[Items from a dataset]
## START

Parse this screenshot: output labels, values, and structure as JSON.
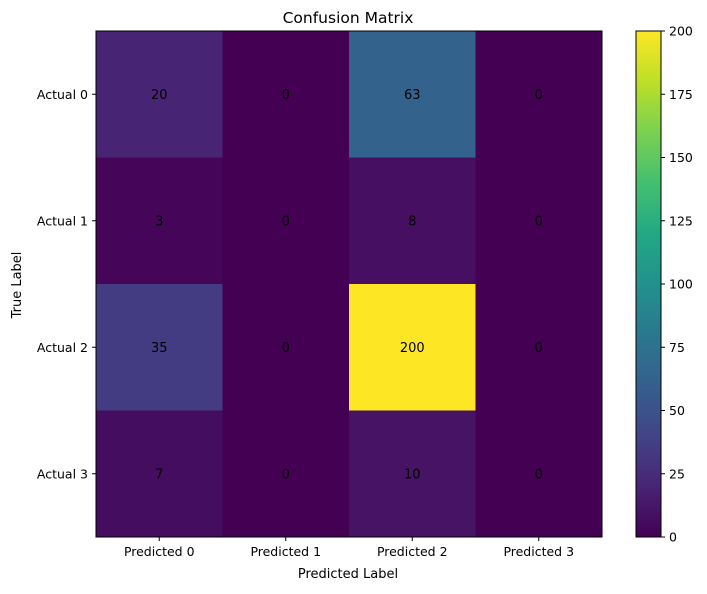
{
  "chart_data": {
    "type": "heatmap",
    "title": "Confusion Matrix",
    "xlabel": "Predicted Label",
    "ylabel": "True Label",
    "x_categories": [
      "Predicted 0",
      "Predicted 1",
      "Predicted 2",
      "Predicted 3"
    ],
    "y_categories": [
      "Actual 0",
      "Actual 1",
      "Actual 2",
      "Actual 3"
    ],
    "values": [
      [
        20,
        0,
        63,
        0
      ],
      [
        3,
        0,
        8,
        0
      ],
      [
        35,
        0,
        200,
        0
      ],
      [
        7,
        0,
        10,
        0
      ]
    ],
    "value_range": [
      0,
      200
    ],
    "colormap": "viridis",
    "colorbar_ticks": [
      0,
      25,
      50,
      75,
      100,
      125,
      150,
      175,
      200
    ],
    "annotation_color": "#000000",
    "grid": false,
    "colorbar_position": "right"
  }
}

## END

→ **What the task asks**: Quote the records above exactly, leaving out any pictures.

→ **Written solution**:
Parse this screenshot: output labels, values, and structure as JSON.
{
  "chart_data": {
    "type": "heatmap",
    "title": "Confusion Matrix",
    "xlabel": "Predicted Label",
    "ylabel": "True Label",
    "x_categories": [
      "Predicted 0",
      "Predicted 1",
      "Predicted 2",
      "Predicted 3"
    ],
    "y_categories": [
      "Actual 0",
      "Actual 1",
      "Actual 2",
      "Actual 3"
    ],
    "values": [
      [
        20,
        0,
        63,
        0
      ],
      [
        3,
        0,
        8,
        0
      ],
      [
        35,
        0,
        200,
        0
      ],
      [
        7,
        0,
        10,
        0
      ]
    ],
    "value_range": [
      0,
      200
    ],
    "colormap": "viridis",
    "colorbar_ticks": [
      0,
      25,
      50,
      75,
      100,
      125,
      150,
      175,
      200
    ],
    "annotation_color": "#000000",
    "grid": false,
    "colorbar_position": "right"
  }
}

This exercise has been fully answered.